The whole listing below is to be returned without alteration.
==*==
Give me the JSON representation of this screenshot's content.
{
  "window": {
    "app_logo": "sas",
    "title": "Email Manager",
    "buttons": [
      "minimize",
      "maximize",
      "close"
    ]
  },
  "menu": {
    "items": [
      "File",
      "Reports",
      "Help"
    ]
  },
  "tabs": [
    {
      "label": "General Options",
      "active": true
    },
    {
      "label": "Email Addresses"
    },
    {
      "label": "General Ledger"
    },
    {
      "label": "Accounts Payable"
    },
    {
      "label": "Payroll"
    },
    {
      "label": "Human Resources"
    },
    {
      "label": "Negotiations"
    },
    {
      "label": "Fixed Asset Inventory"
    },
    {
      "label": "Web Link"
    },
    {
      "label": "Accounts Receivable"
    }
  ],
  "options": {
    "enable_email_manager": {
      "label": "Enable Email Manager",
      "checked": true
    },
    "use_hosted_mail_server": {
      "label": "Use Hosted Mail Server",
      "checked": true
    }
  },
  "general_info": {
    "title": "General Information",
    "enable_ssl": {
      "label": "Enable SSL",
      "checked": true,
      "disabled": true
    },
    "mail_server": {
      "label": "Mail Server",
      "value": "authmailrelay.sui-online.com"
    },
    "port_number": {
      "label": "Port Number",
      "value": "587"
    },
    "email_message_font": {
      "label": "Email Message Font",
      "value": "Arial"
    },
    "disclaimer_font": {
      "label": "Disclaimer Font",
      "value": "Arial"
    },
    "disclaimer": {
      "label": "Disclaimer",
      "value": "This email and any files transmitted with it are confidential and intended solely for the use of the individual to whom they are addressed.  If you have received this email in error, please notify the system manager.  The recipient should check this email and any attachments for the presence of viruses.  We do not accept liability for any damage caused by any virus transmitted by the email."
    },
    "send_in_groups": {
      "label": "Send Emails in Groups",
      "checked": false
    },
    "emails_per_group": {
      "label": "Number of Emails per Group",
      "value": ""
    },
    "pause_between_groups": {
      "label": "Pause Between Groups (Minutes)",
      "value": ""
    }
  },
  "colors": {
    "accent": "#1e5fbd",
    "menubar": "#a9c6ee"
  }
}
==*==
▶ [RESULT]
Give me the JSON representation of this screenshot's content.
{
  "window": {
    "app_logo": "sas",
    "title": "Email Manager",
    "buttons": [
      "minimize",
      "maximize",
      "close"
    ]
  },
  "menu": {
    "items": [
      "File",
      "Reports",
      "Help"
    ]
  },
  "tabs": [
    {
      "label": "General Options",
      "active": true
    },
    {
      "label": "Email Addresses"
    },
    {
      "label": "General Ledger"
    },
    {
      "label": "Accounts Payable"
    },
    {
      "label": "Payroll"
    },
    {
      "label": "Human Resources"
    },
    {
      "label": "Negotiations"
    },
    {
      "label": "Fixed Asset Inventory"
    },
    {
      "label": "Web Link"
    },
    {
      "label": "Accounts Receivable"
    }
  ],
  "options": {
    "enable_email_manager": {
      "label": "Enable Email Manager",
      "checked": true
    },
    "use_hosted_mail_server": {
      "label": "Use Hosted Mail Server",
      "checked": true
    }
  },
  "general_info": {
    "title": "General Information",
    "enable_ssl": {
      "label": "Enable SSL",
      "checked": true,
      "disabled": true
    },
    "mail_server": {
      "label": "Mail Server",
      "value": "authmailrelay.sui-online.com"
    },
    "port_number": {
      "label": "Port Number",
      "value": "587"
    },
    "email_message_font": {
      "label": "Email Message Font",
      "value": "Arial"
    },
    "disclaimer_font": {
      "label": "Disclaimer Font",
      "value": "Arial"
    },
    "disclaimer": {
      "label": "Disclaimer",
      "value": "This email and any files transmitted with it are confidential and intended solely for the use of the individual to whom they are addressed.  If you have received this email in error, please notify the system manager.  The recipient should check this email and any attachments for the presence of viruses.  We do not accept liability for any damage caused by any virus transmitted by the email."
    },
    "send_in_groups": {
      "label": "Send Emails in Groups",
      "checked": false
    },
    "emails_per_group": {
      "label": "Number of Emails per Group",
      "value": ""
    },
    "pause_between_groups": {
      "label": "Pause Between Groups (Minutes)",
      "value": ""
    }
  },
  "colors": {
    "accent": "#1e5fbd",
    "menubar": "#a9c6ee"
  }
}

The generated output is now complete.